- **What is expected**: Transcribe the entries below exactly.
>>>>
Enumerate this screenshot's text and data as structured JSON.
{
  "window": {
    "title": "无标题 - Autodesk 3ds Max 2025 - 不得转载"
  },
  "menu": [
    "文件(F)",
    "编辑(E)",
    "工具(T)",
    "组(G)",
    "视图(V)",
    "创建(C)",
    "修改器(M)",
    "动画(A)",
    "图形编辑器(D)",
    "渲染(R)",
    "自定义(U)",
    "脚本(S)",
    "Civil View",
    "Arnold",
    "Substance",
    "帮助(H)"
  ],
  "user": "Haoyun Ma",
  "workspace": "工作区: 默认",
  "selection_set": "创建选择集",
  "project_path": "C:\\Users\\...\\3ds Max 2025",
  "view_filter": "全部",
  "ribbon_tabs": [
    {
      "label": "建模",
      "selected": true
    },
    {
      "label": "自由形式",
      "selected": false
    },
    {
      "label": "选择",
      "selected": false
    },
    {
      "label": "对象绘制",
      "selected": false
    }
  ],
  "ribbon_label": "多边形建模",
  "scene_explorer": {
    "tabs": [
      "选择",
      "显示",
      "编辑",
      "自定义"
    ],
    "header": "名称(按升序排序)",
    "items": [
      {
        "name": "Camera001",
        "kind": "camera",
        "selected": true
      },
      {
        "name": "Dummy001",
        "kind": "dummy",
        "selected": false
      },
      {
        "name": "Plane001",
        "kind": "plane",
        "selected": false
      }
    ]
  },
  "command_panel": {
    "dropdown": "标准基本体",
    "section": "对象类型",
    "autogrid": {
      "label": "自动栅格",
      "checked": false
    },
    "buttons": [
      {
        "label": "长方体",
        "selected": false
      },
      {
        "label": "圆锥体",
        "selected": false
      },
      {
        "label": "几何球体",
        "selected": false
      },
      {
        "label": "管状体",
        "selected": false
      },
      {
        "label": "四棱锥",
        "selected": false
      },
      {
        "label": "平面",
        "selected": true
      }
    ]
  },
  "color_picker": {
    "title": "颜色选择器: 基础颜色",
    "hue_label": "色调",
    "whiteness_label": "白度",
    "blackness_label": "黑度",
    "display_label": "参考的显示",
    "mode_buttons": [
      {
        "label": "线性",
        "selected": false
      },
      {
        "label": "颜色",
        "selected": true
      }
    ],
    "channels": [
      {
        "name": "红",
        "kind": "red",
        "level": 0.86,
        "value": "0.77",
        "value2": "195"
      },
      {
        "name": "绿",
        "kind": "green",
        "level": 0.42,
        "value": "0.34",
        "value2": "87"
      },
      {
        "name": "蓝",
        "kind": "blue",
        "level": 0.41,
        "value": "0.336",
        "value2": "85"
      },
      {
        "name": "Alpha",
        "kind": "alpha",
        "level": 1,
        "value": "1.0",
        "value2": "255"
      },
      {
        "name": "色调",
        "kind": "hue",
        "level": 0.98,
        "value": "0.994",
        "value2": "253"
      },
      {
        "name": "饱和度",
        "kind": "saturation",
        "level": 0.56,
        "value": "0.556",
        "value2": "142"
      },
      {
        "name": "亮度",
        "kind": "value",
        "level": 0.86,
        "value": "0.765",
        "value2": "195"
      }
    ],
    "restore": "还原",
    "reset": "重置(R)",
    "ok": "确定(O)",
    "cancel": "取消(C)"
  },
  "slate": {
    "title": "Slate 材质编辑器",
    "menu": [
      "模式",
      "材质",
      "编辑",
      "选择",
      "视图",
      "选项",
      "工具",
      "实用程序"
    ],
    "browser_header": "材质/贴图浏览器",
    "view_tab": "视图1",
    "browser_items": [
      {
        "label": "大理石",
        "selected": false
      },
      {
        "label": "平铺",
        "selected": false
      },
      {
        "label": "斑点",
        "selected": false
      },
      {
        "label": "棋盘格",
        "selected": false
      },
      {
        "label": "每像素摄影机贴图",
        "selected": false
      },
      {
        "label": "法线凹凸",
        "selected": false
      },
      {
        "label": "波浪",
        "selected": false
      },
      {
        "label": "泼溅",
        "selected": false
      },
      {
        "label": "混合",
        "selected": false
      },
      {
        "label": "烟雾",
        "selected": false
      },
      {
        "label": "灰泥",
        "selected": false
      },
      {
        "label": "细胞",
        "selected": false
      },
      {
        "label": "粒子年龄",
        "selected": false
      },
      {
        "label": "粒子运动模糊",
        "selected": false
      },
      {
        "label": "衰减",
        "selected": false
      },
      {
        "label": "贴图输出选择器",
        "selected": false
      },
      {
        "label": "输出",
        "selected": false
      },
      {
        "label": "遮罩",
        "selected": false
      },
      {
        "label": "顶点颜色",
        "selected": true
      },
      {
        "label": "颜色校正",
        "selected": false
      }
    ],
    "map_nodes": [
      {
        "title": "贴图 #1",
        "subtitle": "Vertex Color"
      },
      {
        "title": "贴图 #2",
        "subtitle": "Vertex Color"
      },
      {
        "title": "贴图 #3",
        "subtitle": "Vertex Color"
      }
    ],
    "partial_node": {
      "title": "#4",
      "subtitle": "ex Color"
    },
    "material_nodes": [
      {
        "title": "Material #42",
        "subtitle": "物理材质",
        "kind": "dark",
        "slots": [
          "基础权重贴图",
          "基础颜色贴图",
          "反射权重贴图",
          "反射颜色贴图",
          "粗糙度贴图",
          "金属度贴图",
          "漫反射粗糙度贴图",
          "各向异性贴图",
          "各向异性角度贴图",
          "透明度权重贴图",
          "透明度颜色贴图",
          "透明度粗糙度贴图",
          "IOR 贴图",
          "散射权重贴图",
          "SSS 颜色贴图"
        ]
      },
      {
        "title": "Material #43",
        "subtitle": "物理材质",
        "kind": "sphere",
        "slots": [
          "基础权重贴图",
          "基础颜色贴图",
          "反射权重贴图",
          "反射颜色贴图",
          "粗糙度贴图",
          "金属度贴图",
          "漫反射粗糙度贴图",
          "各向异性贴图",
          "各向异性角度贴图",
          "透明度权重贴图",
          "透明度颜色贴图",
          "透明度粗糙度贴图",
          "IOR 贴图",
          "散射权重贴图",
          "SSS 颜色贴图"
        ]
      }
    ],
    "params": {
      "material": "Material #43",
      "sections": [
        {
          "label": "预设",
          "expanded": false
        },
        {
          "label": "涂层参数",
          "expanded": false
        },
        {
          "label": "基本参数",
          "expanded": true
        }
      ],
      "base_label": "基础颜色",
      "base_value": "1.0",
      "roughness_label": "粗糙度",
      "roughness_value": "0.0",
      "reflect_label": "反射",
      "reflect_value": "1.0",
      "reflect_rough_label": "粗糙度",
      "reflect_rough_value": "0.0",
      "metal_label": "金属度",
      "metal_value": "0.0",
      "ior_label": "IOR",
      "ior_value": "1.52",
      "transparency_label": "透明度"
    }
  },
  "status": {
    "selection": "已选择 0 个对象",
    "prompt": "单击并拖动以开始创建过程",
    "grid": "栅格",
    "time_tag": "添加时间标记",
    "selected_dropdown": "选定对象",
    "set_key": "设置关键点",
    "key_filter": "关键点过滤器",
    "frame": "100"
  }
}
<<<<
- **Expected answer**:
Enumerate this screenshot's text and data as structured JSON.
{
  "window": {
    "title": "无标题 - Autodesk 3ds Max 2025 - 不得转载"
  },
  "menu": [
    "文件(F)",
    "编辑(E)",
    "工具(T)",
    "组(G)",
    "视图(V)",
    "创建(C)",
    "修改器(M)",
    "动画(A)",
    "图形编辑器(D)",
    "渲染(R)",
    "自定义(U)",
    "脚本(S)",
    "Civil View",
    "Arnold",
    "Substance",
    "帮助(H)"
  ],
  "user": "Haoyun Ma",
  "workspace": "工作区: 默认",
  "selection_set": "创建选择集",
  "project_path": "C:\\Users\\...\\3ds Max 2025",
  "view_filter": "全部",
  "ribbon_tabs": [
    {
      "label": "建模",
      "selected": true
    },
    {
      "label": "自由形式",
      "selected": false
    },
    {
      "label": "选择",
      "selected": false
    },
    {
      "label": "对象绘制",
      "selected": false
    }
  ],
  "ribbon_label": "多边形建模",
  "scene_explorer": {
    "tabs": [
      "选择",
      "显示",
      "编辑",
      "自定义"
    ],
    "header": "名称(按升序排序)",
    "items": [
      {
        "name": "Camera001",
        "kind": "camera",
        "selected": true
      },
      {
        "name": "Dummy001",
        "kind": "dummy",
        "selected": false
      },
      {
        "name": "Plane001",
        "kind": "plane",
        "selected": false
      }
    ]
  },
  "command_panel": {
    "dropdown": "标准基本体",
    "section": "对象类型",
    "autogrid": {
      "label": "自动栅格",
      "checked": false
    },
    "buttons": [
      {
        "label": "长方体",
        "selected": false
      },
      {
        "label": "圆锥体",
        "selected": false
      },
      {
        "label": "几何球体",
        "selected": false
      },
      {
        "label": "管状体",
        "selected": false
      },
      {
        "label": "四棱锥",
        "selected": false
      },
      {
        "label": "平面",
        "selected": true
      }
    ]
  },
  "color_picker": {
    "title": "颜色选择器: 基础颜色",
    "hue_label": "色调",
    "whiteness_label": "白度",
    "blackness_label": "黑度",
    "display_label": "参考的显示",
    "mode_buttons": [
      {
        "label": "线性",
        "selected": false
      },
      {
        "label": "颜色",
        "selected": true
      }
    ],
    "channels": [
      {
        "name": "红",
        "kind": "red",
        "level": 0.86,
        "value": "0.77",
        "value2": "195"
      },
      {
        "name": "绿",
        "kind": "green",
        "level": 0.42,
        "value": "0.34",
        "value2": "87"
      },
      {
        "name": "蓝",
        "kind": "blue",
        "level": 0.41,
        "value": "0.336",
        "value2": "85"
      },
      {
        "name": "Alpha",
        "kind": "alpha",
        "level": 1,
        "value": "1.0",
        "value2": "255"
      },
      {
        "name": "色调",
        "kind": "hue",
        "level": 0.98,
        "value": "0.994",
        "value2": "253"
      },
      {
        "name": "饱和度",
        "kind": "saturation",
        "level": 0.56,
        "value": "0.556",
        "value2": "142"
      },
      {
        "name": "亮度",
        "kind": "value",
        "level": 0.86,
        "value": "0.765",
        "value2": "195"
      }
    ],
    "restore": "还原",
    "reset": "重置(R)",
    "ok": "确定(O)",
    "cancel": "取消(C)"
  },
  "slate": {
    "title": "Slate 材质编辑器",
    "menu": [
      "模式",
      "材质",
      "编辑",
      "选择",
      "视图",
      "选项",
      "工具",
      "实用程序"
    ],
    "browser_header": "材质/贴图浏览器",
    "view_tab": "视图1",
    "browser_items": [
      {
        "label": "大理石",
        "selected": false
      },
      {
        "label": "平铺",
        "selected": false
      },
      {
        "label": "斑点",
        "selected": false
      },
      {
        "label": "棋盘格",
        "selected": false
      },
      {
        "label": "每像素摄影机贴图",
        "selected": false
      },
      {
        "label": "法线凹凸",
        "selected": false
      },
      {
        "label": "波浪",
        "selected": false
      },
      {
        "label": "泼溅",
        "selected": false
      },
      {
        "label": "混合",
        "selected": false
      },
      {
        "label": "烟雾",
        "selected": false
      },
      {
        "label": "灰泥",
        "selected": false
      },
      {
        "label": "细胞",
        "selected": false
      },
      {
        "label": "粒子年龄",
        "selected": false
      },
      {
        "label": "粒子运动模糊",
        "selected": false
      },
      {
        "label": "衰减",
        "selected": false
      },
      {
        "label": "贴图输出选择器",
        "selected": false
      },
      {
        "label": "输出",
        "selected": false
      },
      {
        "label": "遮罩",
        "selected": false
      },
      {
        "label": "顶点颜色",
        "selected": true
      },
      {
        "label": "颜色校正",
        "selected": false
      }
    ],
    "map_nodes": [
      {
        "title": "贴图 #1",
        "subtitle": "Vertex Color"
      },
      {
        "title": "贴图 #2",
        "subtitle": "Vertex Color"
      },
      {
        "title": "贴图 #3",
        "subtitle": "Vertex Color"
      }
    ],
    "partial_node": {
      "title": "#4",
      "subtitle": "ex Color"
    },
    "material_nodes": [
      {
        "title": "Material #42",
        "subtitle": "物理材质",
        "kind": "dark",
        "slots": [
          "基础权重贴图",
          "基础颜色贴图",
          "反射权重贴图",
          "反射颜色贴图",
          "粗糙度贴图",
          "金属度贴图",
          "漫反射粗糙度贴图",
          "各向异性贴图",
          "各向异性角度贴图",
          "透明度权重贴图",
          "透明度颜色贴图",
          "透明度粗糙度贴图",
          "IOR 贴图",
          "散射权重贴图",
          "SSS 颜色贴图"
        ]
      },
      {
        "title": "Material #43",
        "subtitle": "物理材质",
        "kind": "sphere",
        "slots": [
          "基础权重贴图",
          "基础颜色贴图",
          "反射权重贴图",
          "反射颜色贴图",
          "粗糙度贴图",
          "金属度贴图",
          "漫反射粗糙度贴图",
          "各向异性贴图",
          "各向异性角度贴图",
          "透明度权重贴图",
          "透明度颜色贴图",
          "透明度粗糙度贴图",
          "IOR 贴图",
          "散射权重贴图",
          "SSS 颜色贴图"
        ]
      }
    ],
    "params": {
      "material": "Material #43",
      "sections": [
        {
          "label": "预设",
          "expanded": false
        },
        {
          "label": "涂层参数",
          "expanded": false
        },
        {
          "label": "基本参数",
          "expanded": true
        }
      ],
      "base_label": "基础颜色",
      "base_value": "1.0",
      "roughness_label": "粗糙度",
      "roughness_value": "0.0",
      "reflect_label": "反射",
      "reflect_value": "1.0",
      "reflect_rough_label": "粗糙度",
      "reflect_rough_value": "0.0",
      "metal_label": "金属度",
      "metal_value": "0.0",
      "ior_label": "IOR",
      "ior_value": "1.52",
      "transparency_label": "透明度"
    }
  },
  "status": {
    "selection": "已选择 0 个对象",
    "prompt": "单击并拖动以开始创建过程",
    "grid": "栅格",
    "time_tag": "添加时间标记",
    "selected_dropdown": "选定对象",
    "set_key": "设置关键点",
    "key_filter": "关键点过滤器",
    "frame": "100"
  }
}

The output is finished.